▸ Requirements: Look through the material below. Copy every line with the string "максимально" in it.

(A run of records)
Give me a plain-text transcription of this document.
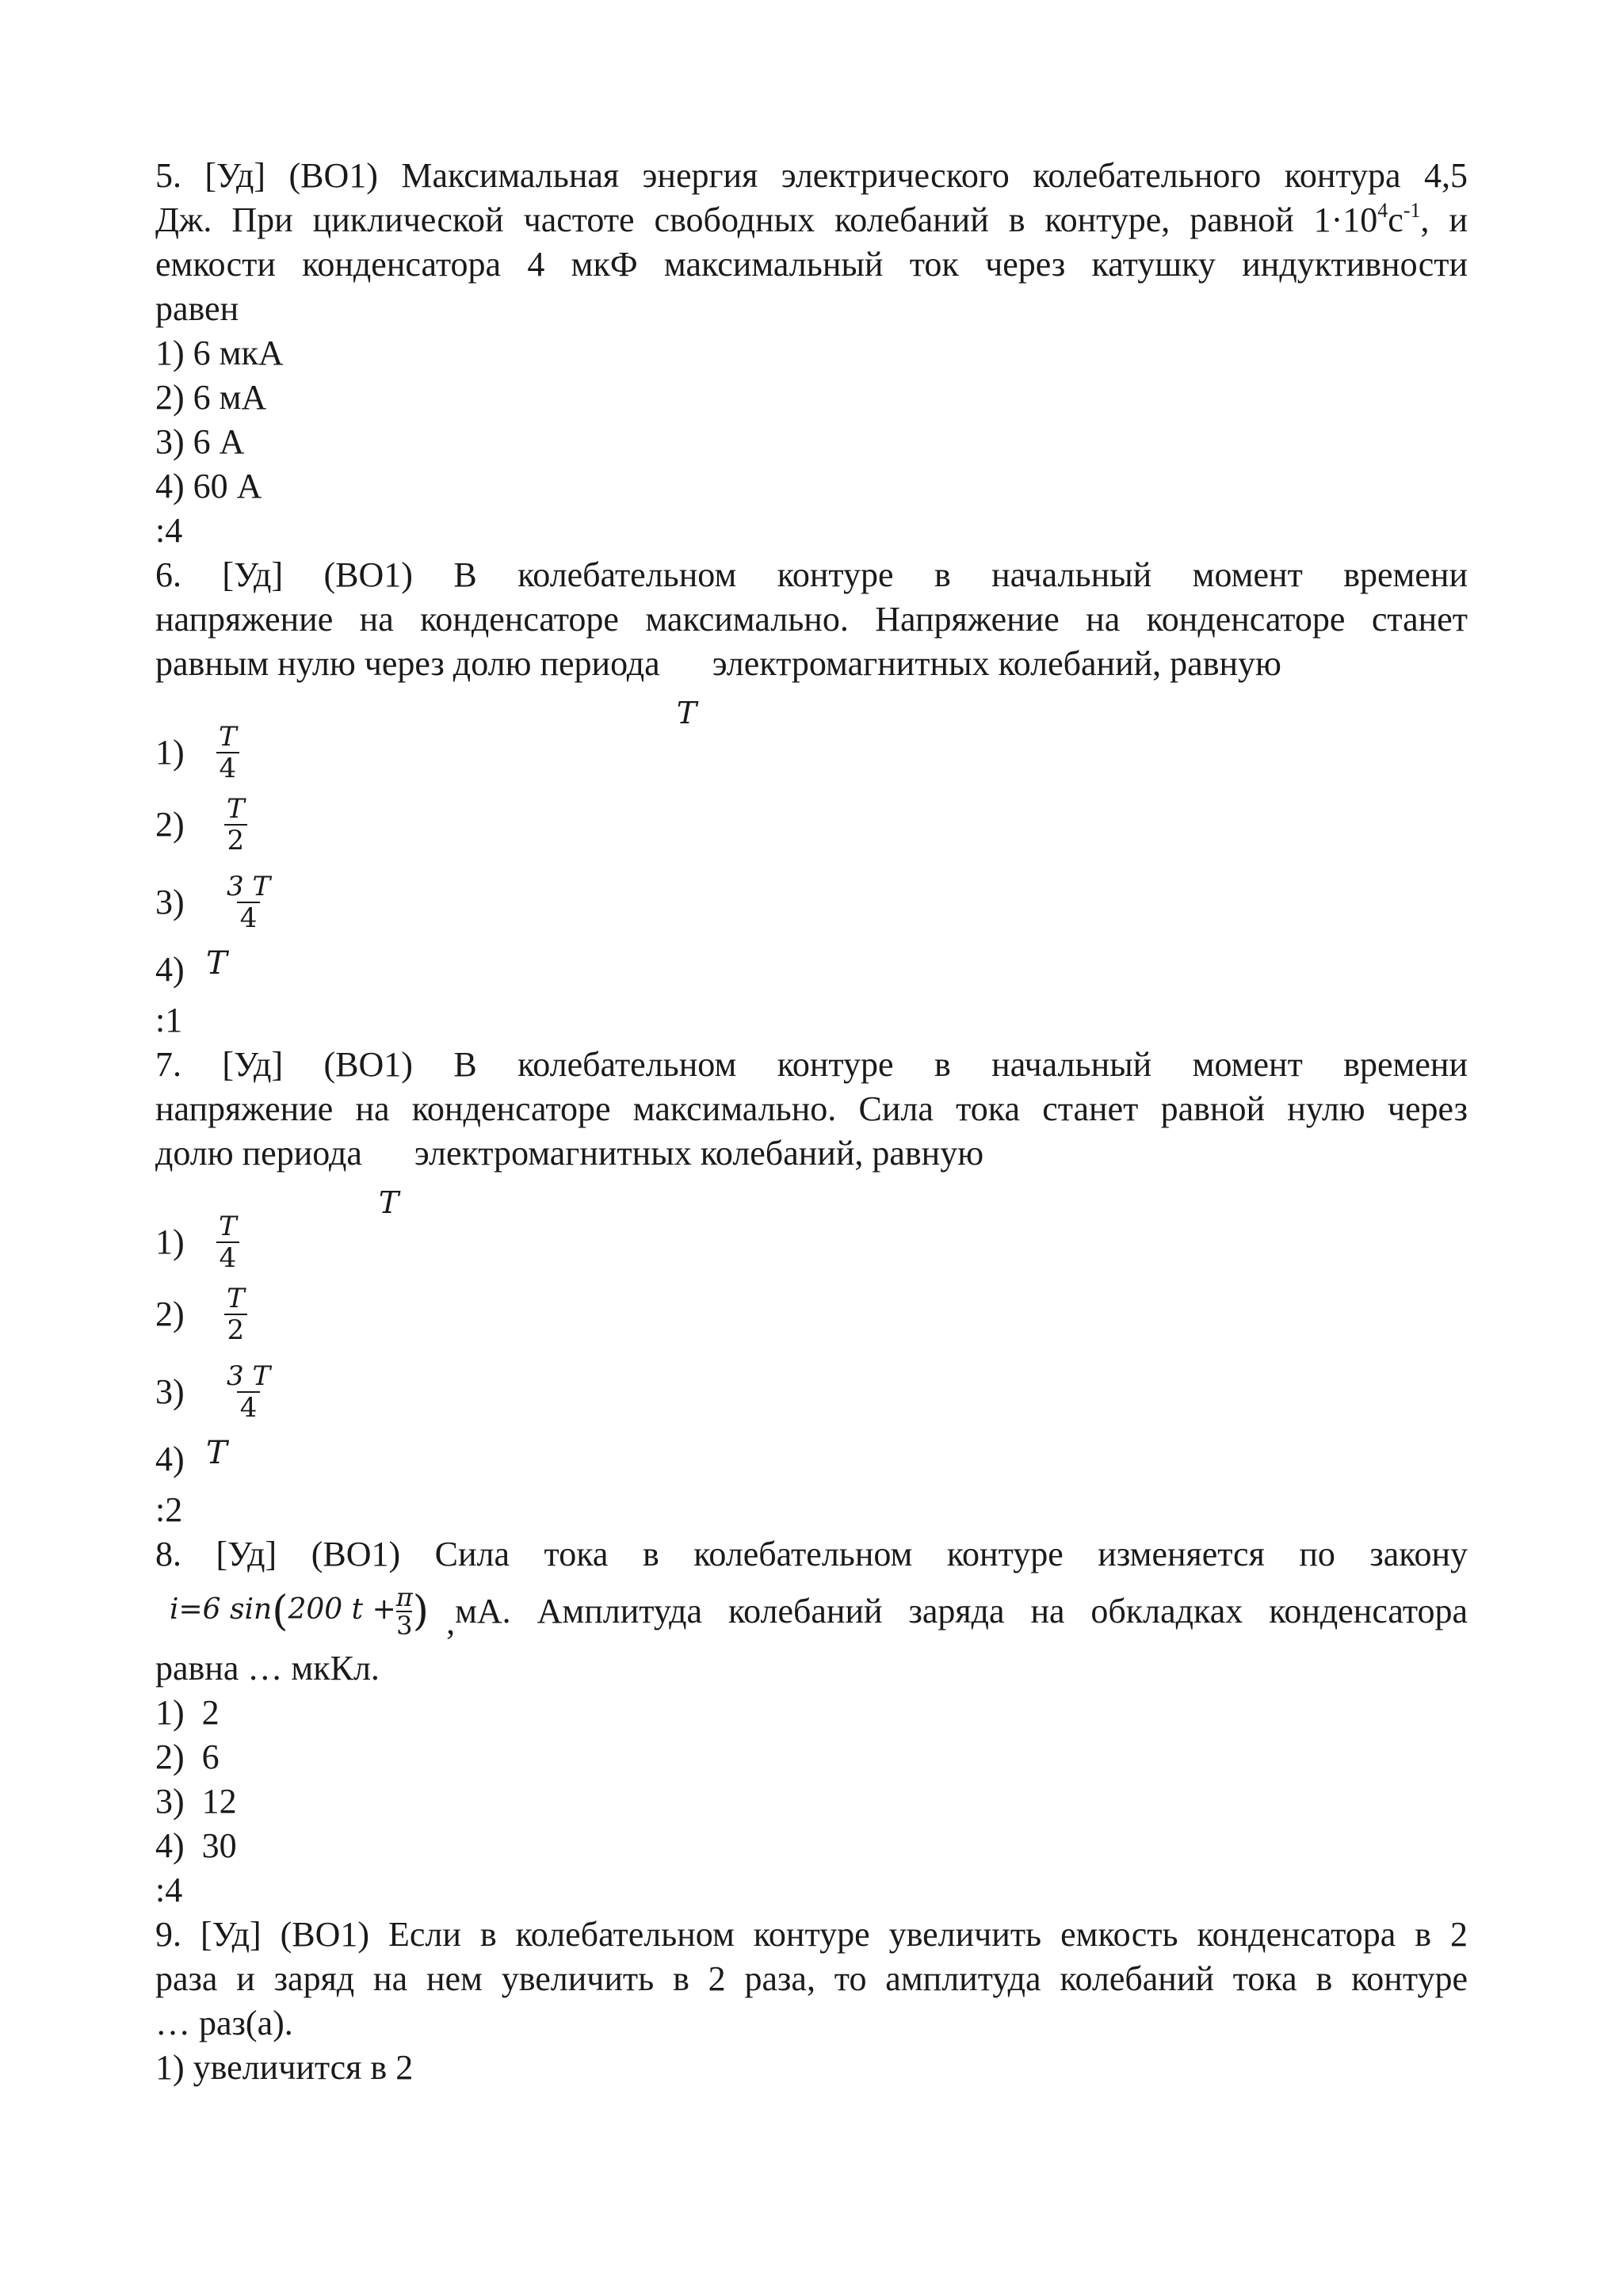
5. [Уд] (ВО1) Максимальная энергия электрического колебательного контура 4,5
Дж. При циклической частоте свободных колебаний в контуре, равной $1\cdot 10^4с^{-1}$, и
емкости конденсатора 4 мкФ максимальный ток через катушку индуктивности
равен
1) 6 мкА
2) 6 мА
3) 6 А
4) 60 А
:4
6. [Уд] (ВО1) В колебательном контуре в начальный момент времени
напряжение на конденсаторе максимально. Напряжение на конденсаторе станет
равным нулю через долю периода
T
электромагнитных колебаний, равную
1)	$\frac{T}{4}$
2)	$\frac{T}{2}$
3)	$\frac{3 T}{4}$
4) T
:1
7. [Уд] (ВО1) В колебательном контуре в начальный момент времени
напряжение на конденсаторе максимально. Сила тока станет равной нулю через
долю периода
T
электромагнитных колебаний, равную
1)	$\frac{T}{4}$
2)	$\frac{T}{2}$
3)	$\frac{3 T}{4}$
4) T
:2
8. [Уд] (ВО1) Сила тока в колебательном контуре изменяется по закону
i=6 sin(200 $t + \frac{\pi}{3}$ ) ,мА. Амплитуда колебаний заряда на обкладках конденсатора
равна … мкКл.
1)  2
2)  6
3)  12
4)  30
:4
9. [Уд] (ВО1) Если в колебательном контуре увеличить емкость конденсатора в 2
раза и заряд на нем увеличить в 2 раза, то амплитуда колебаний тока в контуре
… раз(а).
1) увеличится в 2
...
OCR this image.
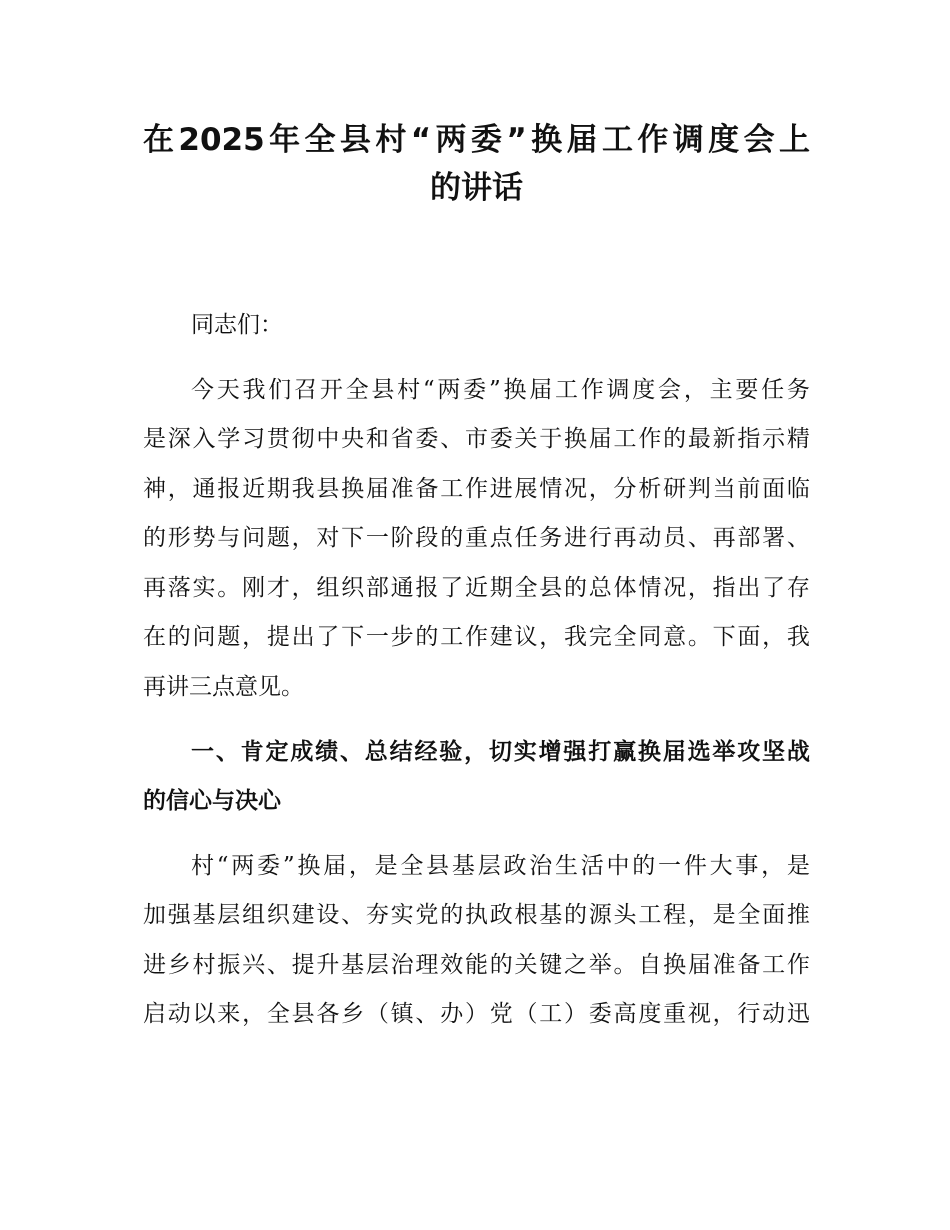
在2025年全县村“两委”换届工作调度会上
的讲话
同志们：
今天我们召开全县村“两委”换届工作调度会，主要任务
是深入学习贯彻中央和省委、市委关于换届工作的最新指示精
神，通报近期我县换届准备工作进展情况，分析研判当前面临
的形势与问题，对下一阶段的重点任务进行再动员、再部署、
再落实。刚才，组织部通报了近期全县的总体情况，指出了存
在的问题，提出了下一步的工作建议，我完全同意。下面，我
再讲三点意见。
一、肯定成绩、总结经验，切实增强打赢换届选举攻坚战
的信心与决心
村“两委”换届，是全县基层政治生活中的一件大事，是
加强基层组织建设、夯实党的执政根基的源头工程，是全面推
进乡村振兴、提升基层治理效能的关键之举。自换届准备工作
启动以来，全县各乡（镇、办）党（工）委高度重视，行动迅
* * *
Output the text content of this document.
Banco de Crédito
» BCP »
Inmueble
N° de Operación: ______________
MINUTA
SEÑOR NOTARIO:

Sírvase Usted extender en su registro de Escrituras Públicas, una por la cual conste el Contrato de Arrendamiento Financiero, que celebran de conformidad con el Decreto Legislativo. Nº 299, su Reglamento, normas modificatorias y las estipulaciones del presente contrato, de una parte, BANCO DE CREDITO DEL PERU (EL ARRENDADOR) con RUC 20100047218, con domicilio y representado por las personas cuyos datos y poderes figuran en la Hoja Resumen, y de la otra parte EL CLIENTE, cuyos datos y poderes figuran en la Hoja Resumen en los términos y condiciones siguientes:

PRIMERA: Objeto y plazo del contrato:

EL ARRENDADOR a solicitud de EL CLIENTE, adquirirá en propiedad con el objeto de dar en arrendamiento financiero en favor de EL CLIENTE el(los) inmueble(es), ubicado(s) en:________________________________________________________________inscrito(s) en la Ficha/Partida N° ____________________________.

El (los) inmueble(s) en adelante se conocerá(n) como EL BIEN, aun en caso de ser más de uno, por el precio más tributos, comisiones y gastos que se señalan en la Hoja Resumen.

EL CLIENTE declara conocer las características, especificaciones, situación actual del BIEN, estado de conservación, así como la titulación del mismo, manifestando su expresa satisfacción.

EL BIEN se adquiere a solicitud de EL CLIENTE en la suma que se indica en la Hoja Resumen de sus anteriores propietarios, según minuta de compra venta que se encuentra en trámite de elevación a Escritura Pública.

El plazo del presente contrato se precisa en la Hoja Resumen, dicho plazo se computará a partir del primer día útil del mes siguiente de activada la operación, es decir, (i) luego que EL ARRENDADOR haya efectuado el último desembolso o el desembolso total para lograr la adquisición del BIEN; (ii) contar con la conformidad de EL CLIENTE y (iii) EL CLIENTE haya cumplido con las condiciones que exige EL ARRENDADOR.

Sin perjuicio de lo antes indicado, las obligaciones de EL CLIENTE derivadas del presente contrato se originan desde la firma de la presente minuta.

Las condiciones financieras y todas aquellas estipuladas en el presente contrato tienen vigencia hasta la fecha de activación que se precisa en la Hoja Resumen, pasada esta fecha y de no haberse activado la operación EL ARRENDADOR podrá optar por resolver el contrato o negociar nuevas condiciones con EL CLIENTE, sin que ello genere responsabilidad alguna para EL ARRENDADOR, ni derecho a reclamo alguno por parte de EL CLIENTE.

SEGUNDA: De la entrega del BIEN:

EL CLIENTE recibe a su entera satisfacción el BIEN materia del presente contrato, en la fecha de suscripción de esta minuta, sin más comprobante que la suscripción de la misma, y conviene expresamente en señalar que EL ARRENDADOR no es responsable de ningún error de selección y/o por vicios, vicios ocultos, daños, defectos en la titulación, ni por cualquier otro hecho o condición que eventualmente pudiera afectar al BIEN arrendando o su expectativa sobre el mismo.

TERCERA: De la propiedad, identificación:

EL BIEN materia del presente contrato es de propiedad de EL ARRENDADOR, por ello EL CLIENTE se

▸ Solution for this exercise:
напряжение на конденсаторе максимально. Напряжение на конденсаторе станет
напряжение на конденсаторе максимально. Сила тока станет равной нулю через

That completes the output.